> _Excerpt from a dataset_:

# # #

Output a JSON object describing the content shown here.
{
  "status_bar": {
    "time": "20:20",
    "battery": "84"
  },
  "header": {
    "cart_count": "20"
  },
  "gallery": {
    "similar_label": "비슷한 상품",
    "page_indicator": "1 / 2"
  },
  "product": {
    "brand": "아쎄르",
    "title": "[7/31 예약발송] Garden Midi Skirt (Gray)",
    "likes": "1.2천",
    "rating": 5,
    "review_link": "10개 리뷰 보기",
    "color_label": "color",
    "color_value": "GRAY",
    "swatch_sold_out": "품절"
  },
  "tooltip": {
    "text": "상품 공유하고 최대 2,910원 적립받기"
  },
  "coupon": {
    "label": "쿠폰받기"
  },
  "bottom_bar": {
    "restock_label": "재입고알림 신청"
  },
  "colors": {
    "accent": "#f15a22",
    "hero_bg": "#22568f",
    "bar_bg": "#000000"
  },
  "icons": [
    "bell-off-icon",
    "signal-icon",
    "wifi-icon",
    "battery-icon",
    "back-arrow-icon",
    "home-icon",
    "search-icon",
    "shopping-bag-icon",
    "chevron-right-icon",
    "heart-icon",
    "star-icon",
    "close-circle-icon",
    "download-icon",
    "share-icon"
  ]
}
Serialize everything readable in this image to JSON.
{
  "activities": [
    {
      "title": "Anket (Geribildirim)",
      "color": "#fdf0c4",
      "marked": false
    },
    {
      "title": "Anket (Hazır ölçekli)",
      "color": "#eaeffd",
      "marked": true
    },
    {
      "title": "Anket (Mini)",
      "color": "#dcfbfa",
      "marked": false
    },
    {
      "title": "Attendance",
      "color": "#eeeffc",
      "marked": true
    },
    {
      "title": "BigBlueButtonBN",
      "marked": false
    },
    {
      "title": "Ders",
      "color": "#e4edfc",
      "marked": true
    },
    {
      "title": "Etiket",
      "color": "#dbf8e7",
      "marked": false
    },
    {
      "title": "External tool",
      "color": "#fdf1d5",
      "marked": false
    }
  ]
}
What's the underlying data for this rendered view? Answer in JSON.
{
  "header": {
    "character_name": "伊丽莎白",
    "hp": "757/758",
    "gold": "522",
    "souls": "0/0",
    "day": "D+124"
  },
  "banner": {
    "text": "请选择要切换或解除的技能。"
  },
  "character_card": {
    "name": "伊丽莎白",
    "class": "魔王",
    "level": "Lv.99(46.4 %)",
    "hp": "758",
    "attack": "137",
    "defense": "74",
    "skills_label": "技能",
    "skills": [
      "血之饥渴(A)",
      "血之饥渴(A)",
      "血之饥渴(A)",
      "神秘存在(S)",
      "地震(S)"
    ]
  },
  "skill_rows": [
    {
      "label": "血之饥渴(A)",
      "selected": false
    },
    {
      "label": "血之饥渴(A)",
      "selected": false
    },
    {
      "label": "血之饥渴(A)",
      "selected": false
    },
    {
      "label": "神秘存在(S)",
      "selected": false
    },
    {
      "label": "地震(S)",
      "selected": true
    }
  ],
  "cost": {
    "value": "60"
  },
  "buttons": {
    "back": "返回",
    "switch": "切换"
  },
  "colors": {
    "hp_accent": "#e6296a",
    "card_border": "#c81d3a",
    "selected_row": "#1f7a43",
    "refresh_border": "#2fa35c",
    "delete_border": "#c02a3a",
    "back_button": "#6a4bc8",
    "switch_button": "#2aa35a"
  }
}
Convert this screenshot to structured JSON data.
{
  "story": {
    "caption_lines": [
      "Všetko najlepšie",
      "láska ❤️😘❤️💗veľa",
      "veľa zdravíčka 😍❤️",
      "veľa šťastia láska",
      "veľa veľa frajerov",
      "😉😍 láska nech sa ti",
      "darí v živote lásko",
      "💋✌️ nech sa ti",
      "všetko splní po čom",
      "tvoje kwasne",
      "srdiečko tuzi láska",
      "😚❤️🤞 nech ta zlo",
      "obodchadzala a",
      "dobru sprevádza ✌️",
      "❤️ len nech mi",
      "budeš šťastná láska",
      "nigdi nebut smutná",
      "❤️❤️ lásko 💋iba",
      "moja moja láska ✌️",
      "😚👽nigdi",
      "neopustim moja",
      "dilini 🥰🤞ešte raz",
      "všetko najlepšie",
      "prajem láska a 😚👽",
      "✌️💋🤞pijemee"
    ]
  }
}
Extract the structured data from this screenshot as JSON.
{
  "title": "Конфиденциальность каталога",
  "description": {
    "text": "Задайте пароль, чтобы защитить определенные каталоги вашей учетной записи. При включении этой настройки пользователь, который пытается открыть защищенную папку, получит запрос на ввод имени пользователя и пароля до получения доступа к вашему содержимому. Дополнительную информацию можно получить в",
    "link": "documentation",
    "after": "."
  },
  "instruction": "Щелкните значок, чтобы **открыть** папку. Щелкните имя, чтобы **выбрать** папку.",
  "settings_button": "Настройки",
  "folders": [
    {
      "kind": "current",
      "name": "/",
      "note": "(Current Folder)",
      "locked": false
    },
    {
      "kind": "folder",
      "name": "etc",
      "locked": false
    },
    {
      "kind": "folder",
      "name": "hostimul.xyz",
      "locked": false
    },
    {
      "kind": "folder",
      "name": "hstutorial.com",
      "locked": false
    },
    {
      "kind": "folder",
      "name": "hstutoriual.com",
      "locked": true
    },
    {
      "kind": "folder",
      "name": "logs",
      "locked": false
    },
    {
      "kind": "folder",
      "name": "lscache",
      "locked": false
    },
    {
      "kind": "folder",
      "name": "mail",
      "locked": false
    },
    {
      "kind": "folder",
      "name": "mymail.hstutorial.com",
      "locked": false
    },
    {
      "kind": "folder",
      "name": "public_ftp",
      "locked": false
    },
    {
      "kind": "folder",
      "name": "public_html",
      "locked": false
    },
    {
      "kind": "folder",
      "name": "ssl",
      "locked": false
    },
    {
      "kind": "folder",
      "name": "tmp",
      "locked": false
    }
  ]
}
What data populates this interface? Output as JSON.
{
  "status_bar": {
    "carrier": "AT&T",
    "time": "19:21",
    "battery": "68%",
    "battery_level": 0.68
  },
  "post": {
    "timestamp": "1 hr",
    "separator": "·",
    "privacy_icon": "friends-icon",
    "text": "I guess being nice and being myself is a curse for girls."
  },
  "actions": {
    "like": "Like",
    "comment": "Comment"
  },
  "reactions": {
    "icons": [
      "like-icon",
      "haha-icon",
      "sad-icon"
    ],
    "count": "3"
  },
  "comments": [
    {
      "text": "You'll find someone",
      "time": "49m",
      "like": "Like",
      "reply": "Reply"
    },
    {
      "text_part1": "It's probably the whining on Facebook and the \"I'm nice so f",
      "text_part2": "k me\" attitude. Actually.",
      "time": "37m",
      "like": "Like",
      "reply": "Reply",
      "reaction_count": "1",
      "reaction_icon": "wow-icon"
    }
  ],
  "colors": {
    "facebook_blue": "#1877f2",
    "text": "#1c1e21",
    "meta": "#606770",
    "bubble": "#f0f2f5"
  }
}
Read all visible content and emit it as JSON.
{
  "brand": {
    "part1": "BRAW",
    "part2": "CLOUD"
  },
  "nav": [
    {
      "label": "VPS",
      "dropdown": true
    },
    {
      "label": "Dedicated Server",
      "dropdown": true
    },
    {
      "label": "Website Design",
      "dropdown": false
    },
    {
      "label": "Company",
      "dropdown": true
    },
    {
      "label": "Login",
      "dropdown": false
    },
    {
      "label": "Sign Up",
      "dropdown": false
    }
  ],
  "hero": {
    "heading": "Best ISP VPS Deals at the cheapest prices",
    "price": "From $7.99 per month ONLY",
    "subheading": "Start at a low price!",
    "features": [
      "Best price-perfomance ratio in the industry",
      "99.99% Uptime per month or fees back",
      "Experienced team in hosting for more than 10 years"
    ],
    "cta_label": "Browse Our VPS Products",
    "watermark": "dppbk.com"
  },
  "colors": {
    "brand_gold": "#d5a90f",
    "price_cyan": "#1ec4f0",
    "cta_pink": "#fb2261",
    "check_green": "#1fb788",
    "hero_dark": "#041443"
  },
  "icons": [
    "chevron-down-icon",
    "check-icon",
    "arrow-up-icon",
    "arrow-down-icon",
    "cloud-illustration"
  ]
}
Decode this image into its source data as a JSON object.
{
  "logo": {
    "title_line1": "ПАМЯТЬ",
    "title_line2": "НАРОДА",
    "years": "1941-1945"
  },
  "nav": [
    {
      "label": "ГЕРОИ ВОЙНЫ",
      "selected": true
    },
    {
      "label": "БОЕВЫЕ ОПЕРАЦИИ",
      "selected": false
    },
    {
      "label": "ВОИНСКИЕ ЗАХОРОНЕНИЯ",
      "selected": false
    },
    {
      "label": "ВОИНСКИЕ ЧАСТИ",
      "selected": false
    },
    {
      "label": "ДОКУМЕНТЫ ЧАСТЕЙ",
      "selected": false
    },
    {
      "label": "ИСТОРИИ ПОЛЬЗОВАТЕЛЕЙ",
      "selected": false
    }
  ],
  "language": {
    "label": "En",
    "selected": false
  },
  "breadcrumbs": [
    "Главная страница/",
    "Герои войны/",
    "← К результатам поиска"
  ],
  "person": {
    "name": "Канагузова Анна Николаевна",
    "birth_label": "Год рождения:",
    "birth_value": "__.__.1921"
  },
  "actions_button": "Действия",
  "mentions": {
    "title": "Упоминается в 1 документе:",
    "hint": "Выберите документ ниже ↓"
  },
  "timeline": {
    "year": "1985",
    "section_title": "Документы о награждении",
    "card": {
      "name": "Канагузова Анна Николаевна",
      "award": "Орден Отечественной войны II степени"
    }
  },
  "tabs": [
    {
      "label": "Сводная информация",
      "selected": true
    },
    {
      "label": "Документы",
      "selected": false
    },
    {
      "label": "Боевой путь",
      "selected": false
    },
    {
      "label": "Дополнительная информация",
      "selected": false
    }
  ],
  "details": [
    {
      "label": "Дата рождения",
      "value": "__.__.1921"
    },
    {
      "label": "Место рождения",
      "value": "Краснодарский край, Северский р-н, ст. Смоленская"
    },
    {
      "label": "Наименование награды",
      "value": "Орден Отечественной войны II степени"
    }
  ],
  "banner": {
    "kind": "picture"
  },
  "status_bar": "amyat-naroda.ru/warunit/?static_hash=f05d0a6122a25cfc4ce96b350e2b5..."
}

# # #

> _Job_: Return every line holding the word "image" from the records.

> _Final answer_:
Serialize everything readable in this image to JSON.
Decode this image into its source data as a JSON object.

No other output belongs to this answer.